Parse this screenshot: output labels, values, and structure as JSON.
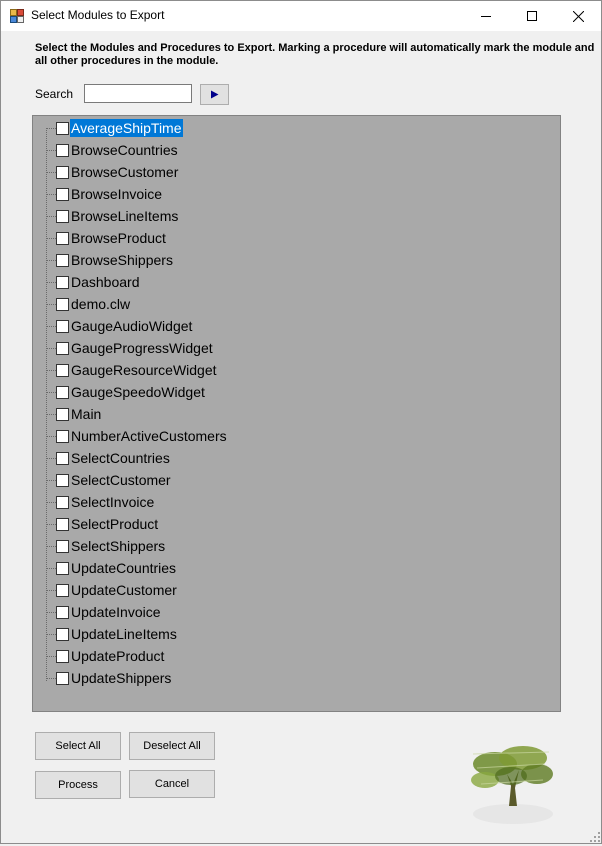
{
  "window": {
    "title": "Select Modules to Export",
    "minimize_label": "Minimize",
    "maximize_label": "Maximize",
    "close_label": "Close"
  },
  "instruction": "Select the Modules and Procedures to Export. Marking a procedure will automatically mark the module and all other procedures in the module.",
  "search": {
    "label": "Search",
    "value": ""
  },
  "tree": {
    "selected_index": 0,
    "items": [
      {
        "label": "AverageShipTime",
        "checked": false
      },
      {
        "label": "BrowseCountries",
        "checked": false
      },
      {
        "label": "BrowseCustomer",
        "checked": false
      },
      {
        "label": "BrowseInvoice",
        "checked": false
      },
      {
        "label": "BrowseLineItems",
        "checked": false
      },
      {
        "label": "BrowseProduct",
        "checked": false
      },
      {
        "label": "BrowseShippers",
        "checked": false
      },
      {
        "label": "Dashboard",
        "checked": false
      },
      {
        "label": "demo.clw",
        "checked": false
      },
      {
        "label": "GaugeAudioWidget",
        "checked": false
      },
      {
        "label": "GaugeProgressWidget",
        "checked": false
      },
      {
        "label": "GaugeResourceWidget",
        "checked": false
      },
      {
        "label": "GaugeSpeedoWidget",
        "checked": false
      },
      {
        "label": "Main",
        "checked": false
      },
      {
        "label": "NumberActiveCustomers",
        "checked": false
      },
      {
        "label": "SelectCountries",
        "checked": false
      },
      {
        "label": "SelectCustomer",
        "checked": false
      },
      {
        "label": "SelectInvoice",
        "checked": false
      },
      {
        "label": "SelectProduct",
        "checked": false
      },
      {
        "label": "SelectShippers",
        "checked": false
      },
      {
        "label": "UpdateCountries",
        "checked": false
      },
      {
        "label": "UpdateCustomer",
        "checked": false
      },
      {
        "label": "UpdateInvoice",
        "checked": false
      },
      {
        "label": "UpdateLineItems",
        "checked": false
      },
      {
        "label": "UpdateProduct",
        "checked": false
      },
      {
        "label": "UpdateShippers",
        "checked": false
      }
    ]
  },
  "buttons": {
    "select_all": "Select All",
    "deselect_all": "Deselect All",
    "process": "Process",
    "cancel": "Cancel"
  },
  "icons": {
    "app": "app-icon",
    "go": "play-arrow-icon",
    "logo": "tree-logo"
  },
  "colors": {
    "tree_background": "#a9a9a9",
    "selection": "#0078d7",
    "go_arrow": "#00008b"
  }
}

□ □ □ □

__STATED EXERCISE__.
Every line above should be returned exactly; the pictures stay out.

__OUTPUT OF THE TASK__.
Parse this screenshot: output labels, values, and structure as JSON.
{
  "window": {
    "title": "Select Modules to Export",
    "minimize_label": "Minimize",
    "maximize_label": "Maximize",
    "close_label": "Close"
  },
  "instruction": "Select the Modules and Procedures to Export. Marking a procedure will automatically mark the module and all other procedures in the module.",
  "search": {
    "label": "Search",
    "value": ""
  },
  "tree": {
    "selected_index": 0,
    "items": [
      {
        "label": "AverageShipTime",
        "checked": false
      },
      {
        "label": "BrowseCountries",
        "checked": false
      },
      {
        "label": "BrowseCustomer",
        "checked": false
      },
      {
        "label": "BrowseInvoice",
        "checked": false
      },
      {
        "label": "BrowseLineItems",
        "checked": false
      },
      {
        "label": "BrowseProduct",
        "checked": false
      },
      {
        "label": "BrowseShippers",
        "checked": false
      },
      {
        "label": "Dashboard",
        "checked": false
      },
      {
        "label": "demo.clw",
        "checked": false
      },
      {
        "label": "GaugeAudioWidget",
        "checked": false
      },
      {
        "label": "GaugeProgressWidget",
        "checked": false
      },
      {
        "label": "GaugeResourceWidget",
        "checked": false
      },
      {
        "label": "GaugeSpeedoWidget",
        "checked": false
      },
      {
        "label": "Main",
        "checked": false
      },
      {
        "label": "NumberActiveCustomers",
        "checked": false
      },
      {
        "label": "SelectCountries",
        "checked": false
      },
      {
        "label": "SelectCustomer",
        "checked": false
      },
      {
        "label": "SelectInvoice",
        "checked": false
      },
      {
        "label": "SelectProduct",
        "checked": false
      },
      {
        "label": "SelectShippers",
        "checked": false
      },
      {
        "label": "UpdateCountries",
        "checked": false
      },
      {
        "label": "UpdateCustomer",
        "checked": false
      },
      {
        "label": "UpdateInvoice",
        "checked": false
      },
      {
        "label": "UpdateLineItems",
        "checked": false
      },
      {
        "label": "UpdateProduct",
        "checked": false
      },
      {
        "label": "UpdateShippers",
        "checked": false
      }
    ]
  },
  "buttons": {
    "select_all": "Select All",
    "deselect_all": "Deselect All",
    "process": "Process",
    "cancel": "Cancel"
  },
  "icons": {
    "app": "app-icon",
    "go": "play-arrow-icon",
    "logo": "tree-logo"
  },
  "colors": {
    "tree_background": "#a9a9a9",
    "selection": "#0078d7",
    "go_arrow": "#00008b"
  }
}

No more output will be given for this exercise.